=== DATA FOR PROCESSING ===

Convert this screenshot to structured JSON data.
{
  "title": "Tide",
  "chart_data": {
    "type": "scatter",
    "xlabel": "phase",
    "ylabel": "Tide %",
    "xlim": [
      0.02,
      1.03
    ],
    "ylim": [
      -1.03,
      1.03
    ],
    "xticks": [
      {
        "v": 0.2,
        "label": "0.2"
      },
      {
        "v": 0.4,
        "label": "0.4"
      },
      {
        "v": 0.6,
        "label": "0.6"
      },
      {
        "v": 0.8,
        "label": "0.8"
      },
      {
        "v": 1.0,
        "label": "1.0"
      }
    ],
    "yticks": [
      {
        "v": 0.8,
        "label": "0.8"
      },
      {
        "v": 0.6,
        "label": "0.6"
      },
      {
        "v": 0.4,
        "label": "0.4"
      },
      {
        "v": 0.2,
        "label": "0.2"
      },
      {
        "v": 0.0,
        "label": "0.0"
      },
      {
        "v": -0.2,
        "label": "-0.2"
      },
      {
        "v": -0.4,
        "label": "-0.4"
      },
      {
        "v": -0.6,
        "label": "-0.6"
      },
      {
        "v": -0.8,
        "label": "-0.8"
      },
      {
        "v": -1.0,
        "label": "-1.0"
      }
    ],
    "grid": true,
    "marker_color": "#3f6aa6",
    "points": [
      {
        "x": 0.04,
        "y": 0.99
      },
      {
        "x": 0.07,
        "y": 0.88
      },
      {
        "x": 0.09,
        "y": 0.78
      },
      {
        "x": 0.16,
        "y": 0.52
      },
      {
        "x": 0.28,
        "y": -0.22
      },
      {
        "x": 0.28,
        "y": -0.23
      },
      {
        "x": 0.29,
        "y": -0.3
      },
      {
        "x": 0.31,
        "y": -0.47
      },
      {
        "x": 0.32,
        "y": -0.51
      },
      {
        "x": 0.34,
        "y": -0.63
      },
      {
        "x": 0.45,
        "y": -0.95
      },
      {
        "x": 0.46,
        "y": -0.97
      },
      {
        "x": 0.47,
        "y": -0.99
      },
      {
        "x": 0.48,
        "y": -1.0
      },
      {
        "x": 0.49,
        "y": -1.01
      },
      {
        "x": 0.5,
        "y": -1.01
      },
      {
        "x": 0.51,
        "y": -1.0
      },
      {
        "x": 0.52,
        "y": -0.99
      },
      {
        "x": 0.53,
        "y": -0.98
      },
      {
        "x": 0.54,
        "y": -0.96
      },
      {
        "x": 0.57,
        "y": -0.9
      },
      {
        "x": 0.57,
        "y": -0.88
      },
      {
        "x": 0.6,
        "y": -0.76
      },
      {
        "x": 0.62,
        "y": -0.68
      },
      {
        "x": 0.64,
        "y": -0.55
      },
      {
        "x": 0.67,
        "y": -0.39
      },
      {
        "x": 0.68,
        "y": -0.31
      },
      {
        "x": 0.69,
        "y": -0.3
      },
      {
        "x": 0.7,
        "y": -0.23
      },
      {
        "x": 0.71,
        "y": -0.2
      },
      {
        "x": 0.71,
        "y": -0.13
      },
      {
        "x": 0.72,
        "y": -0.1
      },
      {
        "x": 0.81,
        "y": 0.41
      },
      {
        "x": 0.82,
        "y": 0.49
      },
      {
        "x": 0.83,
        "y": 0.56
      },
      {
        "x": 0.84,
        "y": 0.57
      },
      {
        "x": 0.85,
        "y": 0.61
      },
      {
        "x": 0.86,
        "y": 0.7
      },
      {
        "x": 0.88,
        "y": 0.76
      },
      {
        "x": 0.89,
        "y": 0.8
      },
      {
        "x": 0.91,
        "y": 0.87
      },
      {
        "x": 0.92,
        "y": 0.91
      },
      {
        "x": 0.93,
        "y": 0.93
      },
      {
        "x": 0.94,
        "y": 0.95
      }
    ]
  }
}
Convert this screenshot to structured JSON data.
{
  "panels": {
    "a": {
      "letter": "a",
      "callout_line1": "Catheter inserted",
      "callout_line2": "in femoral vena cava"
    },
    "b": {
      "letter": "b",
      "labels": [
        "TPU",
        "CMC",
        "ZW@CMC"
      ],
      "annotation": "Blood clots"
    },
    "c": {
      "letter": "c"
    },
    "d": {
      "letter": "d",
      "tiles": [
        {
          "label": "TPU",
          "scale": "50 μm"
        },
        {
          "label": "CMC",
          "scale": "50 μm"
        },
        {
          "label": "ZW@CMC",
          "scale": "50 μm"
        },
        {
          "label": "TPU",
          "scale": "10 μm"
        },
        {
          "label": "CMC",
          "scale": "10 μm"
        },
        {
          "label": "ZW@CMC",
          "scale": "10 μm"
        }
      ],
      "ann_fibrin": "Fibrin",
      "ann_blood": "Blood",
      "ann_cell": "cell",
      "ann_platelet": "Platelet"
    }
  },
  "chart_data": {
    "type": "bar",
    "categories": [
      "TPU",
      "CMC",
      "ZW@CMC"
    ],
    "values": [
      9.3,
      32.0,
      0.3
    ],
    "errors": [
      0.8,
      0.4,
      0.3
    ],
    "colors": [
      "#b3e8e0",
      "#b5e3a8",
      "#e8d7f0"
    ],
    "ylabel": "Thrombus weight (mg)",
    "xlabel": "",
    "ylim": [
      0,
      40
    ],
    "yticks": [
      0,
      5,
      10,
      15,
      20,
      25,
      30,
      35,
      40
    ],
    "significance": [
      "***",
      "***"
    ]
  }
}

===

## [REQUIREMENT]
Your task is to pick out every line with the string "Blood" and copy it.

## [PROBLEM SOLUTION]
      "annotation": "Blood clots"
      "ann_blood": "Blood",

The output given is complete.